:: TASK INSTRUCTIONS ::
Pick out each line below containing "상승률과".

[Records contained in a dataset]
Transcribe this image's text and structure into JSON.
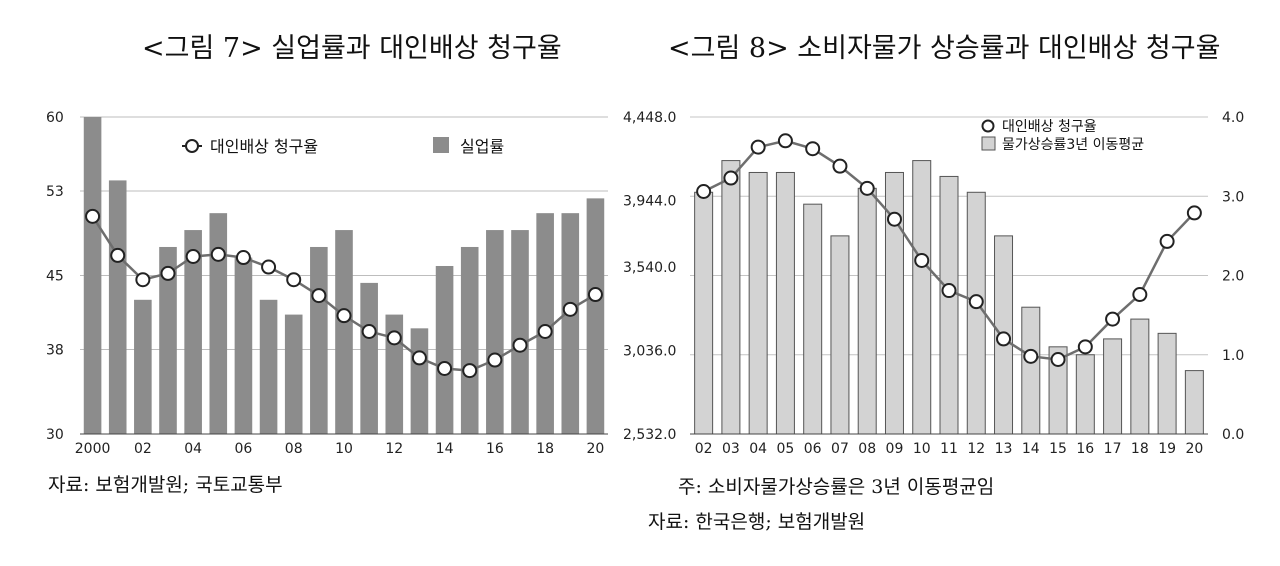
{
  "charts": {
    "fig7_title": "<그림 7> 실업률과 대인배상 청구율",
    "fig8_title": "<그림 8> 소비자물가 상승률과 대인배상 청구율",
    "fig7_source": "자료: 보험개발원; 국토교통부",
    "fig8_note": "주: 소비자물가상승률은 3년 이동평균임",
    "fig8_source": "자료: 한국은행; 보험개발원"
  },
  "chart_data": [
    {
      "type": "bar",
      "title": "<그림 7> 실업률과 대인배상 청구율",
      "x": [
        "2000",
        "01",
        "02",
        "03",
        "04",
        "05",
        "06",
        "07",
        "08",
        "09",
        "10",
        "11",
        "12",
        "13",
        "14",
        "15",
        "16",
        "17",
        "18",
        "19",
        "20"
      ],
      "x_tick_labels": [
        "2000",
        "02",
        "04",
        "06",
        "08",
        "10",
        "12",
        "14",
        "16",
        "18",
        "20"
      ],
      "y_ticks": [
        "60",
        "53",
        "45",
        "38",
        "30"
      ],
      "ylim": [
        30,
        60
      ],
      "grid": "horizontal",
      "legend_position": "top",
      "series": [
        {
          "name": "실업률",
          "type": "bar",
          "color": "#8c8c8c",
          "values": [
            60,
            54,
            42.7,
            47.7,
            49.3,
            50.9,
            46.7,
            42.7,
            41.3,
            47.7,
            49.3,
            44.3,
            41.3,
            40,
            45.9,
            47.7,
            49.3,
            49.3,
            50.9,
            50.9,
            52.3
          ]
        },
        {
          "name": "대인배상 청구율",
          "type": "line",
          "color": "#6e6e6e",
          "values": [
            50.6,
            46.9,
            44.6,
            45.2,
            46.8,
            47.0,
            46.7,
            45.8,
            44.6,
            43.1,
            41.2,
            39.7,
            39.1,
            37.2,
            36.2,
            36.0,
            37.0,
            38.4,
            39.7,
            41.8,
            43.2
          ]
        }
      ]
    },
    {
      "type": "bar",
      "title": "<그림 8> 소비자물가 상승률과 대인배상 청구율",
      "x": [
        "02",
        "03",
        "04",
        "05",
        "06",
        "07",
        "08",
        "09",
        "10",
        "11",
        "12",
        "13",
        "14",
        "15",
        "16",
        "17",
        "18",
        "19",
        "20"
      ],
      "y_left_ticks": [
        "4,448.0",
        "3,944.0",
        "3,540.0",
        "3,036.0",
        "2,532.0"
      ],
      "ylim_left": [
        2532,
        4448
      ],
      "y_right_ticks": [
        "4.0",
        "3.0",
        "2.0",
        "1.0",
        "0.0"
      ],
      "ylim_right": [
        0,
        4
      ],
      "grid": "horizontal",
      "legend_position": "top-right",
      "series": [
        {
          "name": "물가상승률3년 이동평균",
          "type": "bar",
          "axis": "right",
          "color": "#d3d3d3",
          "values": [
            3.05,
            3.45,
            3.3,
            3.3,
            2.9,
            2.5,
            3.1,
            3.3,
            3.45,
            3.25,
            3.05,
            2.5,
            1.6,
            1.1,
            1.0,
            1.2,
            1.45,
            1.27,
            0.8
          ]
        },
        {
          "name": "대인배상 청구율",
          "type": "line",
          "axis": "right",
          "color": "#6e6e6e",
          "values": [
            3.06,
            3.23,
            3.62,
            3.7,
            3.6,
            3.38,
            3.1,
            2.71,
            2.19,
            1.81,
            1.67,
            1.2,
            0.98,
            0.94,
            1.1,
            1.45,
            1.76,
            2.43,
            2.79
          ]
        }
      ]
    }
  ]
}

:: FULL RESPONSE ::
    "fig8_title": "<그림 8> 소비자물가 상승률과 대인배상 청구율",
      "title": "<그림 8> 소비자물가 상승률과 대인배상 청구율",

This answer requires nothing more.